━━ RECORDED DATA
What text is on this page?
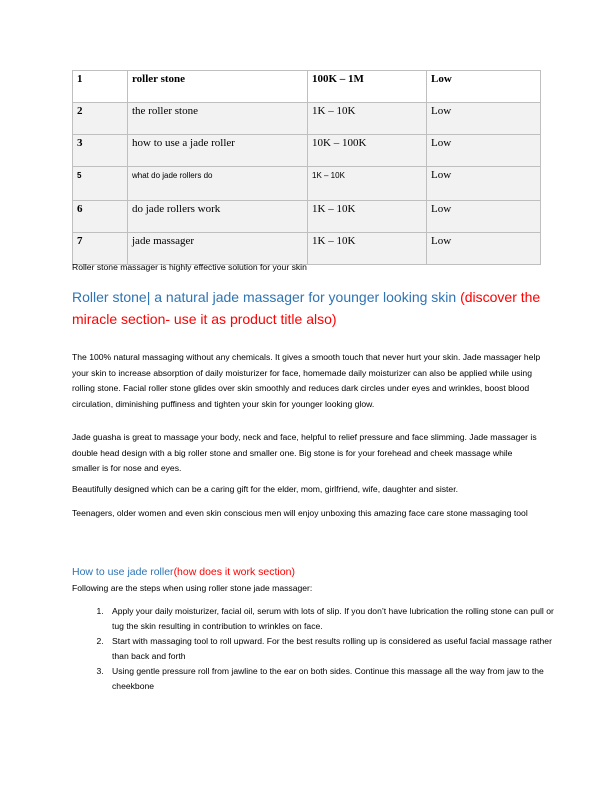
1	roller stone	100K – 1M	Low
2	the roller stone	1K – 10K	Low
3	how to use a jade roller	10K – 100K	Low
5	what do jade rollers do	1K – 10K	Low
6	do jade rollers work	1K – 10K	Low
7	jade massager	1K – 10K	Low
Roller stone massager is highly effective solution for your skin
Roller stone| a natural jade massager for younger looking skin (discover the miracle section- use it as product title also)
The 100% natural massaging without any chemicals. It gives a smooth touch that never hurt your skin. Jade massager help your skin to increase absorption of daily moisturizer for face, homemade daily moisturizer can also be applied while using rolling stone. Facial roller stone glides over skin smoothly and reduces dark circles under eyes and wrinkles, boost blood circulation, diminishing puffiness and tighten your skin for younger looking glow.
Jade guasha is great to massage your body, neck and face, helpful to relief pressure and face slimming. Jade massager is double head design with a big roller stone and smaller one. Big stone is for your forehead and cheek massage while smaller is for nose and eyes.
Beautifully designed which can be a caring gift for the elder, mom, girlfriend, wife, daughter and sister.
Teenagers, older women and even skin conscious men will enjoy unboxing this amazing face care stone massaging tool
How to use jade roller(how does it work section)
Following are the steps when using roller stone jade massager:
1. Apply your daily moisturizer, facial oil, serum with lots of slip. If you don’t have lubrication the rolling stone can pull or tug the skin resulting in contribution to wrinkles on face.
2. Start with massaging tool to roll upward. For the best results rolling up is considered as useful facial massage rather than back and forth
3. Using gentle pressure roll from jawline to the ear on both sides. Continue this massage all the way from jaw to the cheekbone
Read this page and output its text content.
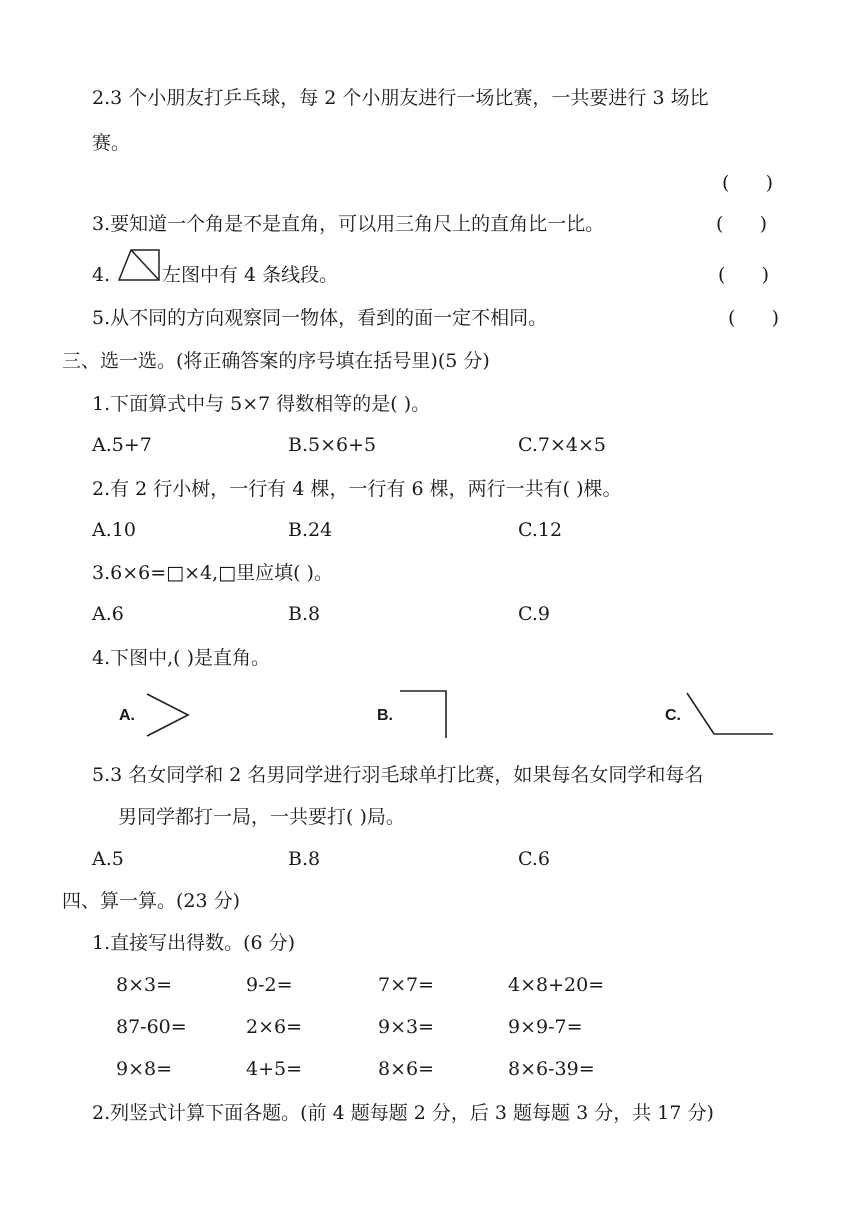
2.3 个小朋友打乒乓球，每 2 个小朋友进行一场比赛，一共要进行 3 场比
赛。
(      )
3.要知道一个角是不是直角，可以用三角尺上的直角比一比。	(      )
4.	左图中有 4 条线段。	(      )
5.从不同的方向观察同一物体，看到的面一定不相同。	(      )
三、选一选。(将正确答案的序号填在括号里)(5 分)
1.下面算式中与 5×7 得数相等的是( )。
A.5+7	B.5×6+5	C.7×4×5
2.有 2 行小树，一行有 4 棵，一行有 6 棵，两行一共有( )棵。
A.10	B.24	C.12
3.6×6=□×4,□里应填( )。
A.6	B.8	C.9
4.下图中,( )是直角。
A.	B.	C.
5.3 名女同学和 2 名男同学进行羽毛球单打比赛，如果每名女同学和每名
男同学都打一局，一共要打( )局。
A.5	B.8	C.6
四、算一算。(23 分)
1.直接写出得数。(6 分)
8×3=	9-2=	7×7=	4×8+20=
87-60=	2×6=	9×3=	9×9-7=
9×8=	4+5=	8×6=	8×6-39=
2.列竖式计算下面各题。(前 4 题每题 2 分，后 3 题每题 3 分，共 17 分)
━━━━
## REQUIREMENTS
The records above must be printed exactly; the pictures stay out.

## ANSWER
What text is on this page?
1	roller stone	100K – 1M	Low
2	the roller stone	1K – 10K	Low
3	how to use a jade roller	10K – 100K	Low
5	what do jade rollers do	1K – 10K	Low
6	do jade rollers work	1K – 10K	Low
7	jade massager	1K – 10K	Low
Roller stone massager is highly effective solution for your skin
Roller stone| a natural jade massager for younger looking skin (discover the miracle section- use it as product title also)
The 100% natural massaging without any chemicals. It gives a smooth touch that never hurt your skin. Jade massager help your skin to increase absorption of daily moisturizer for face, homemade daily moisturizer can also be applied while using rolling stone. Facial roller stone glides over skin smoothly and reduces dark circles under eyes and wrinkles, boost blood circulation, diminishing puffiness and tighten your skin for younger looking glow.
Jade guasha is great to massage your body, neck and face, helpful to relief pressure and face slimming. Jade massager is double head design with a big roller stone and smaller one. Big stone is for your forehead and cheek massage while smaller is for nose and eyes.
Beautifully designed which can be a caring gift for the elder, mom, girlfriend, wife, daughter and sister.
Teenagers, older women and even skin conscious men will enjoy unboxing this amazing face care stone massaging tool
How to use jade roller(how does it work section)
Following are the steps when using roller stone jade massager:
1. Apply your daily moisturizer, facial oil, serum with lots of slip. If you don’t have lubrication the rolling stone can pull or tug the skin resulting in contribution to wrinkles on face.
2. Start with massaging tool to roll upward. For the best results rolling up is considered as useful facial massage rather than back and forth
3. Using gentle pressure roll from jawline to the ear on both sides. Continue this massage all the way from jaw to the cheekbone
Read this page and output its text content.
2.3 个小朋友打乒乓球，每 2 个小朋友进行一场比赛，一共要进行 3 场比
赛。
(      )
3.要知道一个角是不是直角，可以用三角尺上的直角比一比。	(      )
4.	左图中有 4 条线段。	(      )
5.从不同的方向观察同一物体，看到的面一定不相同。	(      )
三、选一选。(将正确答案的序号填在括号里)(5 分)
1.下面算式中与 5×7 得数相等的是( )。
A.5+7	B.5×6+5	C.7×4×5
2.有 2 行小树，一行有 4 棵，一行有 6 棵，两行一共有( )棵。
A.10	B.24	C.12
3.6×6=□×4,□里应填( )。
A.6	B.8	C.9
4.下图中,( )是直角。
A.	B.	C.
5.3 名女同学和 2 名男同学进行羽毛球单打比赛，如果每名女同学和每名
男同学都打一局，一共要打( )局。
A.5	B.8	C.6
四、算一算。(23 分)
1.直接写出得数。(6 分)
8×3=	9-2=	7×7=	4×8+20=
87-60=	2×6=	9×3=	9×9-7=
9×8=	4+5=	8×6=	8×6-39=
2.列竖式计算下面各题。(前 4 题每题 2 分，后 3 题每题 3 分，共 17 分)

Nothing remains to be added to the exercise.